» Données à traiter
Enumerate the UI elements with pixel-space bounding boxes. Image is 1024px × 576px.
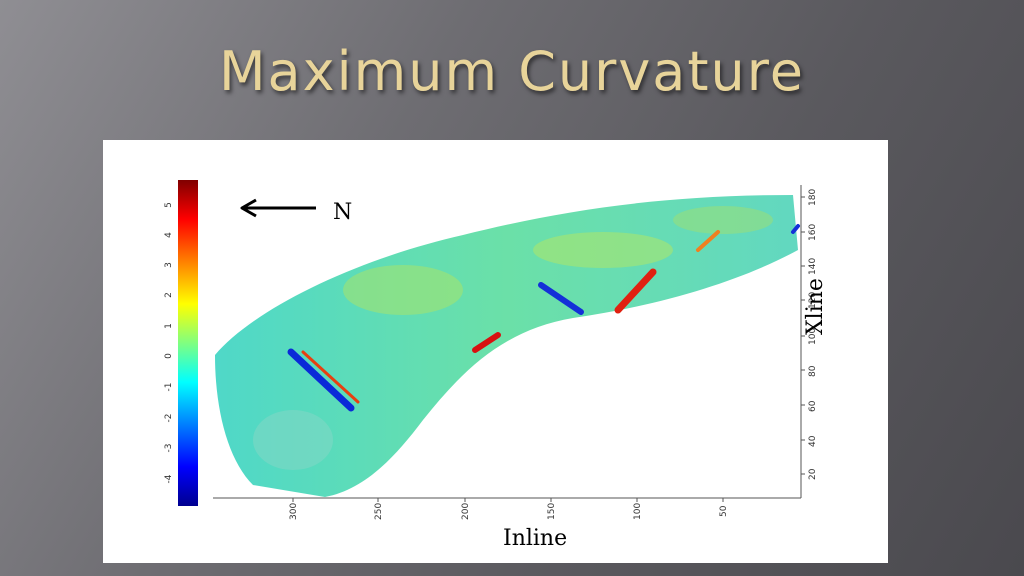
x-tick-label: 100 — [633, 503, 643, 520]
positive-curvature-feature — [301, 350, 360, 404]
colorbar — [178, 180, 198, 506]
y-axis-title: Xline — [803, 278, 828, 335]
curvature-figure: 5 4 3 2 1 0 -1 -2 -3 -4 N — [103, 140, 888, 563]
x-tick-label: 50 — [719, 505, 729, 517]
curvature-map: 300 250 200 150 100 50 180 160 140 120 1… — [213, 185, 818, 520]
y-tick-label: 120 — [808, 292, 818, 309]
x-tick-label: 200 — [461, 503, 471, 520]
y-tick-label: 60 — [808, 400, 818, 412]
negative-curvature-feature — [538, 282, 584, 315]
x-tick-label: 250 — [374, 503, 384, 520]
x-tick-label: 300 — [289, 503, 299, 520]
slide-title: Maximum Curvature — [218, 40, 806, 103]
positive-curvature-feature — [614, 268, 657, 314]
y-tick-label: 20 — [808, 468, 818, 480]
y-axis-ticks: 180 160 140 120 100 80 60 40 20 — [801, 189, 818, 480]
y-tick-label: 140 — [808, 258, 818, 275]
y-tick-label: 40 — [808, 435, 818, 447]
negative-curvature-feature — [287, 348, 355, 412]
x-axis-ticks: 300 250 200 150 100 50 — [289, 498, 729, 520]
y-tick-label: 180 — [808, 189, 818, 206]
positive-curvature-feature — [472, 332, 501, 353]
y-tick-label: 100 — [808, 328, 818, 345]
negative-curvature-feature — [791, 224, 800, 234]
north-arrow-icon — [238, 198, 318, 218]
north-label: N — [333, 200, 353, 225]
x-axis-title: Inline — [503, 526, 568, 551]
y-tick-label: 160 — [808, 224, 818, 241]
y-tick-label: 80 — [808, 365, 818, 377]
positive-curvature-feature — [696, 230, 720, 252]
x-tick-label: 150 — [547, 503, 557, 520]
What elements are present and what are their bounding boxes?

» Consignes à suivre
Pourriez-vous recopier mot pour mot chaque ligne des enregistrements ci-dessus, sans y reprendre les images ?

» Réponse rédigée
Enumerate the UI elements with pixel-space bounding boxes. Image is 1024px × 576px.
x-tick-label: 100 — [633, 503, 643, 520]
positive-curvature-feature — [301, 350, 360, 404]
colorbar — [178, 180, 198, 506]
y-axis-title: Xline — [803, 278, 828, 335]
curvature-figure: 5 4 3 2 1 0 -1 -2 -3 -4 N — [103, 140, 888, 563]
x-tick-label: 50 — [719, 505, 729, 517]
curvature-map: 300 250 200 150 100 50 180 160 140 120 1… — [213, 185, 818, 520]
y-tick-label: 120 — [808, 292, 818, 309]
x-tick-label: 200 — [461, 503, 471, 520]
y-tick-label: 60 — [808, 400, 818, 412]
negative-curvature-feature — [538, 282, 584, 315]
x-tick-label: 250 — [374, 503, 384, 520]
x-tick-label: 300 — [289, 503, 299, 520]
slide-title: Maximum Curvature — [218, 40, 806, 103]
positive-curvature-feature — [614, 268, 657, 314]
y-tick-label: 20 — [808, 468, 818, 480]
y-axis-ticks: 180 160 140 120 100 80 60 40 20 — [801, 189, 818, 480]
y-tick-label: 140 — [808, 258, 818, 275]
y-tick-label: 40 — [808, 435, 818, 447]
negative-curvature-feature — [287, 348, 355, 412]
x-axis-ticks: 300 250 200 150 100 50 — [289, 498, 729, 520]
y-tick-label: 180 — [808, 189, 818, 206]
positive-curvature-feature — [472, 332, 501, 353]
y-tick-label: 100 — [808, 328, 818, 345]
negative-curvature-feature — [791, 224, 800, 234]
north-arrow-icon — [238, 198, 318, 218]
north-label: N — [333, 200, 353, 225]
x-axis-title: Inline — [503, 526, 568, 551]
y-tick-label: 160 — [808, 224, 818, 241]
y-tick-label: 80 — [808, 365, 818, 377]
positive-curvature-feature — [696, 230, 720, 252]
x-tick-label: 150 — [547, 503, 557, 520]
What elements are present and what are their bounding boxes?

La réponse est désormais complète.